===== SOURCE RECORDS

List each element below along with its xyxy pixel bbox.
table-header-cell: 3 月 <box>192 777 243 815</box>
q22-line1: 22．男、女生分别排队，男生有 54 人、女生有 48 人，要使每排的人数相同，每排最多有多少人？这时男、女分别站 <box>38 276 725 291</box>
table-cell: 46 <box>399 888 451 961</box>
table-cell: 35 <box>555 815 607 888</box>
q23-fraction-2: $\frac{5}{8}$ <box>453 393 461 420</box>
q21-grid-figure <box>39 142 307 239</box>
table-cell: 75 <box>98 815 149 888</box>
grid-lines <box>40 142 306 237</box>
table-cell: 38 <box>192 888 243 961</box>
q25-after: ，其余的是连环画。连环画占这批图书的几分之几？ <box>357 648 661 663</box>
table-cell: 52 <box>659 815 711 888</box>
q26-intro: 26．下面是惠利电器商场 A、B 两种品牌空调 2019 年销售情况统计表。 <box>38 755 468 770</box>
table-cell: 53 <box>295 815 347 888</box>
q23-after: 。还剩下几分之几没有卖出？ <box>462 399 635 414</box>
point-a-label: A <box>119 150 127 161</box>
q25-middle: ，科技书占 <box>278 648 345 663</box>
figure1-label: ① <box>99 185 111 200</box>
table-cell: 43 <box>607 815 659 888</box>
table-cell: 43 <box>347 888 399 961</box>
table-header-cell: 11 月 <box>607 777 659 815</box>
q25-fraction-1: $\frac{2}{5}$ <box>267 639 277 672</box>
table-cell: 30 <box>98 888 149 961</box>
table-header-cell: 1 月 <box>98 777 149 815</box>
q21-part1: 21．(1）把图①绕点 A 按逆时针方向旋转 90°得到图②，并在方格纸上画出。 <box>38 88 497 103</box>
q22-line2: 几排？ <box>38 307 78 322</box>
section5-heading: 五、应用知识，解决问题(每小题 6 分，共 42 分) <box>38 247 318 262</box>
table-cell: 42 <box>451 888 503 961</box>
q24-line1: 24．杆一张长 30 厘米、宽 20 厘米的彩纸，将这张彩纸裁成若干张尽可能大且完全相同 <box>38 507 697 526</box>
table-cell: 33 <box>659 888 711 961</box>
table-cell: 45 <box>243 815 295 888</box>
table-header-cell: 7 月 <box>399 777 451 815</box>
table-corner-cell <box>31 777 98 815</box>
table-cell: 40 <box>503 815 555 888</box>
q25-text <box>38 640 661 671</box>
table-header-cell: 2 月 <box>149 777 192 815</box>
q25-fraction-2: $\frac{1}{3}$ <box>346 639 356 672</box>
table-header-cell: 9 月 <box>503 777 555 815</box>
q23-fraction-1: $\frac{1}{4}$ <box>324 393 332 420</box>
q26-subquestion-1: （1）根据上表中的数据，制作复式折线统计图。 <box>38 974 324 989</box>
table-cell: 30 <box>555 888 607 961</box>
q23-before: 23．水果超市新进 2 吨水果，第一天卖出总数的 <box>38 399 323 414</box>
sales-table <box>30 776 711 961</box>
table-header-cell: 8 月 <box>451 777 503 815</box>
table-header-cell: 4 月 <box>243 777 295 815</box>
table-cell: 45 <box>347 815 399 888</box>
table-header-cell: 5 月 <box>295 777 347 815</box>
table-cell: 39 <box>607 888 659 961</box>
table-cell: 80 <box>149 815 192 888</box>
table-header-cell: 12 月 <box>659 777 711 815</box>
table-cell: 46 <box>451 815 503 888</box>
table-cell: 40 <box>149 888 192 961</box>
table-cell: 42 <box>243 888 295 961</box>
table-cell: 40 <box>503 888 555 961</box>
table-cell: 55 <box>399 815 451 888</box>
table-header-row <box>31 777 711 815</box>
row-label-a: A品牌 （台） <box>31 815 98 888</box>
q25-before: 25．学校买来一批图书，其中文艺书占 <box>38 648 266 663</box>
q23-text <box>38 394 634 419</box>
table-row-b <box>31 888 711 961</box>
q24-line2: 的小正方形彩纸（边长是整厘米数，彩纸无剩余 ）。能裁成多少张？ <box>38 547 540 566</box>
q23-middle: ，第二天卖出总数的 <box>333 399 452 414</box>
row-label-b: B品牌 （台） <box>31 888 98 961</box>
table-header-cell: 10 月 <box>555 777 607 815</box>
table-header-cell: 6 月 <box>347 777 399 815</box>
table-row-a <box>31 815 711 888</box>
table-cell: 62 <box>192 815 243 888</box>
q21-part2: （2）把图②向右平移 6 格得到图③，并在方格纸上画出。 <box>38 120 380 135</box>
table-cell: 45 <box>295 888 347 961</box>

==========

▶ TASK DIRECTIONS
Rename every "table-cell" in the records above to "data-cell", leaving all other text unchanged.

▶ FINAL ANSWER
List each element below along with its xyxy pixel bbox.
table-header-cell: 3 月 <box>192 777 243 815</box>
q22-line1: 22．男、女生分别排队，男生有 54 人、女生有 48 人，要使每排的人数相同，每排最多有多少人？这时男、女分别站 <box>38 276 725 291</box>
data-cell: 46 <box>399 888 451 961</box>
data-cell: 35 <box>555 815 607 888</box>
q23-fraction-2: $\frac{5}{8}$ <box>453 393 461 420</box>
q21-grid-figure <box>39 142 307 239</box>
data-cell: 75 <box>98 815 149 888</box>
grid-lines <box>40 142 306 237</box>
data-cell: 38 <box>192 888 243 961</box>
q25-after: ，其余的是连环画。连环画占这批图书的几分之几？ <box>357 648 661 663</box>
data-cell: 52 <box>659 815 711 888</box>
q26-intro: 26．下面是惠利电器商场 A、B 两种品牌空调 2019 年销售情况统计表。 <box>38 755 468 770</box>
data-cell: 53 <box>295 815 347 888</box>
q23-after: 。还剩下几分之几没有卖出？ <box>462 399 635 414</box>
point-a-label: A <box>119 150 127 161</box>
q25-middle: ，科技书占 <box>278 648 345 663</box>
figure1-label: ① <box>99 185 111 200</box>
data-cell: 43 <box>607 815 659 888</box>
data-cell: 43 <box>347 888 399 961</box>
table-header-cell: 11 月 <box>607 777 659 815</box>
q25-fraction-1: $\frac{2}{5}$ <box>267 639 277 672</box>
data-cell: 30 <box>98 888 149 961</box>
table-header-cell: 1 月 <box>98 777 149 815</box>
q21-part1: 21．(1）把图①绕点 A 按逆时针方向旋转 90°得到图②，并在方格纸上画出。 <box>38 88 497 103</box>
q22-line2: 几排？ <box>38 307 78 322</box>
section5-heading: 五、应用知识，解决问题(每小题 6 分，共 42 分) <box>38 247 318 262</box>
data-cell: 42 <box>451 888 503 961</box>
q24-line1: 24．杆一张长 30 厘米、宽 20 厘米的彩纸，将这张彩纸裁成若干张尽可能大且完全相同 <box>38 507 697 526</box>
data-cell: 33 <box>659 888 711 961</box>
data-cell: 45 <box>243 815 295 888</box>
table-header-cell: 7 月 <box>399 777 451 815</box>
table-corner-cell <box>31 777 98 815</box>
data-cell: 40 <box>503 815 555 888</box>
q25-text <box>38 640 661 671</box>
table-header-cell: 2 月 <box>149 777 192 815</box>
q25-fraction-2: $\frac{1}{3}$ <box>346 639 356 672</box>
table-header-cell: 9 月 <box>503 777 555 815</box>
q23-fraction-1: $\frac{1}{4}$ <box>324 393 332 420</box>
q26-subquestion-1: （1）根据上表中的数据，制作复式折线统计图。 <box>38 974 324 989</box>
data-cell: 30 <box>555 888 607 961</box>
q23-before: 23．水果超市新进 2 吨水果，第一天卖出总数的 <box>38 399 323 414</box>
sales-table <box>30 776 711 961</box>
table-header-cell: 8 月 <box>451 777 503 815</box>
table-header-cell: 4 月 <box>243 777 295 815</box>
data-cell: 45 <box>347 815 399 888</box>
table-header-cell: 5 月 <box>295 777 347 815</box>
data-cell: 39 <box>607 888 659 961</box>
data-cell: 80 <box>149 815 192 888</box>
table-header-cell: 12 月 <box>659 777 711 815</box>
data-cell: 46 <box>451 815 503 888</box>
data-cell: 40 <box>149 888 192 961</box>
data-cell: 42 <box>243 888 295 961</box>
data-cell: 40 <box>503 888 555 961</box>
data-cell: 55 <box>399 815 451 888</box>
table-header-row <box>31 777 711 815</box>
row-label-a: A品牌 （台） <box>31 815 98 888</box>
q25-before: 25．学校买来一批图书，其中文艺书占 <box>38 648 266 663</box>
q23-text <box>38 394 634 419</box>
table-row-b <box>31 888 711 961</box>
q24-line2: 的小正方形彩纸（边长是整厘米数，彩纸无剩余 ）。能裁成多少张？ <box>38 547 540 566</box>
q23-middle: ，第二天卖出总数的 <box>333 399 452 414</box>
row-label-b: B品牌 （台） <box>31 888 98 961</box>
table-header-cell: 10 月 <box>555 777 607 815</box>
table-header-cell: 6 月 <box>347 777 399 815</box>
table-row-a <box>31 815 711 888</box>
data-cell: 62 <box>192 815 243 888</box>
q21-part2: （2）把图②向右平移 6 格得到图③，并在方格纸上画出。 <box>38 120 380 135</box>
data-cell: 45 <box>295 888 347 961</box>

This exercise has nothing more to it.